Problem description – Please change every "daily-point" in the listing below to "day-marker" and leave everything else as it is. Omit the pictures from your answer.

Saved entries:
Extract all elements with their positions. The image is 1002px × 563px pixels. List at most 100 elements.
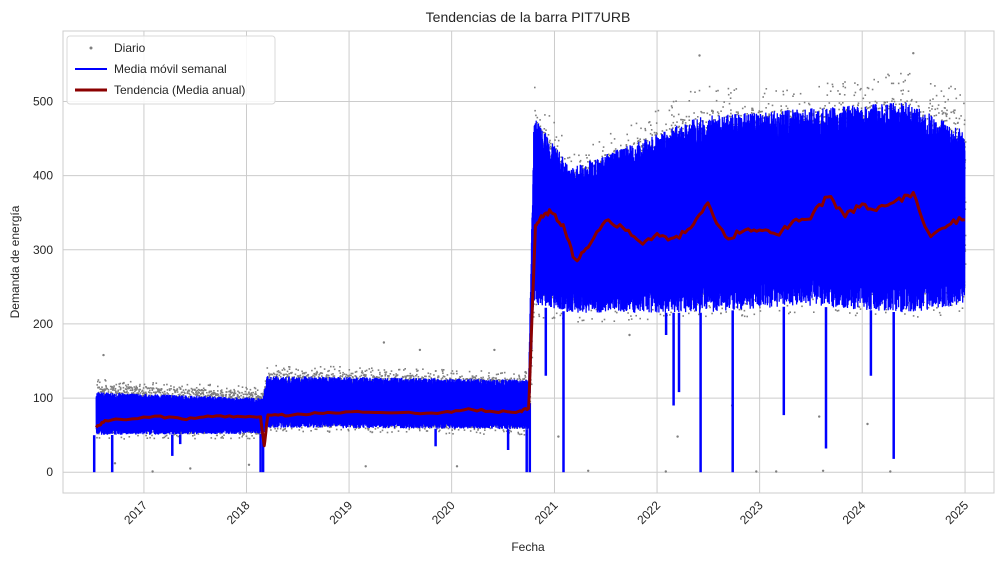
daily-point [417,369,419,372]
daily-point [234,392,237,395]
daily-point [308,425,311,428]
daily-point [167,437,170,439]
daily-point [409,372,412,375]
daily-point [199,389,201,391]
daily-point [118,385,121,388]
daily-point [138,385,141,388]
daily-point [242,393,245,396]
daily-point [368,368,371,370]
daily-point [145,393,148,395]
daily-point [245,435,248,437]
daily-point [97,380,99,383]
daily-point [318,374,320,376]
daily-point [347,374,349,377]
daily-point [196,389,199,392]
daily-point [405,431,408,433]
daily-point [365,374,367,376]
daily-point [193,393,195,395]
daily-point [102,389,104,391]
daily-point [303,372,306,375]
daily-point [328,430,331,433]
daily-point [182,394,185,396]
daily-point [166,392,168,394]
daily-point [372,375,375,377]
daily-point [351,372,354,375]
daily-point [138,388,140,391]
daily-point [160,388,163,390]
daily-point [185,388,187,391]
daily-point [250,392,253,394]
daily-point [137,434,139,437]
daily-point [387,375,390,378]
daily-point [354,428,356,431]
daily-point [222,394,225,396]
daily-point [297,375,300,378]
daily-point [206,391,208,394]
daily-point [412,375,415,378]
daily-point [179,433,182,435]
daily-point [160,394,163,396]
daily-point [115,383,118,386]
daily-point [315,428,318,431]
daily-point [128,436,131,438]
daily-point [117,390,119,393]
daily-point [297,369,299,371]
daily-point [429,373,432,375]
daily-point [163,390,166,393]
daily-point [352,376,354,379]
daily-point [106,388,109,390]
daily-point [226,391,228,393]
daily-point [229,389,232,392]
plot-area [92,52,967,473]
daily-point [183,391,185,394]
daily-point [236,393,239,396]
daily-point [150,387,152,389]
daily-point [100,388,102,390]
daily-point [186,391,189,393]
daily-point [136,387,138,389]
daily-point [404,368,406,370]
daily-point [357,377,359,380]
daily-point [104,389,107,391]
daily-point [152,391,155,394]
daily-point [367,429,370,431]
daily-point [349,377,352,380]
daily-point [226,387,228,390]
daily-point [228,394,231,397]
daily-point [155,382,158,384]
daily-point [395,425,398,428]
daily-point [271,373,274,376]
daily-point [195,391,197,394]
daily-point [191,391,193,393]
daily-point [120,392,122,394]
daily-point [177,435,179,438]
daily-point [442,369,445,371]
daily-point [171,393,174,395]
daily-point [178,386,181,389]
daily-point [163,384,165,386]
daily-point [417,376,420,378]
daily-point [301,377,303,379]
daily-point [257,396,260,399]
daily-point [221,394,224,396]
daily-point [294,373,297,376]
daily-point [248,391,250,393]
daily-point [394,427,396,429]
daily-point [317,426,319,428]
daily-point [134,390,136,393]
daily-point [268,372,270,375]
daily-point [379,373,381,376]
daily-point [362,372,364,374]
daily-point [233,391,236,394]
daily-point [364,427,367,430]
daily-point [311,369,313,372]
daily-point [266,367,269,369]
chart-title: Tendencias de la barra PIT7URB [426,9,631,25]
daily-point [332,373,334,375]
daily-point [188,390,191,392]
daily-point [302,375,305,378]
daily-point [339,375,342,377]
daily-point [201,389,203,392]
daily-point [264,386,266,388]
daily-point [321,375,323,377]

Final result –
Extract all elements with their positions. The image is 1002px × 563px pixels. List at most 100 elements.
day-marker [417,369,419,372]
day-marker [234,392,237,395]
day-marker [308,425,311,428]
day-marker [167,437,170,439]
day-marker [409,372,412,375]
day-marker [199,389,201,391]
day-marker [118,385,121,388]
day-marker [138,385,141,388]
day-marker [242,393,245,396]
day-marker [368,368,371,370]
day-marker [145,393,148,395]
day-marker [245,435,248,437]
day-marker [97,380,99,383]
day-marker [318,374,320,376]
day-marker [347,374,349,377]
day-marker [196,389,199,392]
day-marker [405,431,408,433]
day-marker [365,374,367,376]
day-marker [193,393,195,395]
day-marker [102,389,104,391]
day-marker [303,372,306,375]
day-marker [328,430,331,433]
day-marker [182,394,185,396]
day-marker [166,392,168,394]
day-marker [372,375,375,377]
day-marker [351,372,354,375]
day-marker [138,388,140,391]
day-marker [160,388,163,390]
day-marker [185,388,187,391]
day-marker [250,392,253,394]
day-marker [137,434,139,437]
day-marker [387,375,390,378]
day-marker [354,428,356,431]
day-marker [222,394,225,396]
day-marker [297,375,300,378]
day-marker [206,391,208,394]
day-marker [412,375,415,378]
day-marker [179,433,182,435]
day-marker [160,394,163,396]
day-marker [115,383,118,386]
day-marker [315,428,318,431]
day-marker [128,436,131,438]
day-marker [117,390,119,393]
day-marker [297,369,299,371]
day-marker [429,373,432,375]
day-marker [163,390,166,393]
day-marker [352,376,354,379]
day-marker [106,388,109,390]
day-marker [226,391,228,393]
day-marker [229,389,232,392]
plot-area [92,52,967,473]
day-marker [183,391,185,394]
day-marker [236,393,239,396]
day-marker [150,387,152,389]
day-marker [100,388,102,390]
day-marker [186,391,189,393]
day-marker [136,387,138,389]
day-marker [404,368,406,370]
day-marker [357,377,359,380]
day-marker [104,389,107,391]
day-marker [152,391,155,394]
day-marker [367,429,370,431]
day-marker [349,377,352,380]
day-marker [226,387,228,390]
day-marker [228,394,231,397]
day-marker [155,382,158,384]
day-marker [395,425,398,428]
day-marker [271,373,274,376]
day-marker [195,391,197,394]
day-marker [191,391,193,393]
day-marker [120,392,122,394]
day-marker [177,435,179,438]
day-marker [442,369,445,371]
day-marker [171,393,174,395]
day-marker [178,386,181,389]
day-marker [163,384,165,386]
day-marker [417,376,420,378]
day-marker [301,377,303,379]
day-marker [257,396,260,399]
day-marker [221,394,224,396]
day-marker [294,373,297,376]
day-marker [248,391,250,393]
day-marker [394,427,396,429]
day-marker [317,426,319,428]
day-marker [134,390,136,393]
day-marker [268,372,270,375]
day-marker [379,373,381,376]
day-marker [362,372,364,374]
day-marker [233,391,236,394]
day-marker [364,427,367,430]
day-marker [311,369,313,372]
day-marker [266,367,269,369]
chart-title: Tendencias de la barra PIT7URB [426,9,631,25]
day-marker [332,373,334,375]
day-marker [188,390,191,392]
day-marker [302,375,305,378]
day-marker [339,375,342,377]
day-marker [201,389,203,392]
day-marker [264,386,266,388]
day-marker [321,375,323,377]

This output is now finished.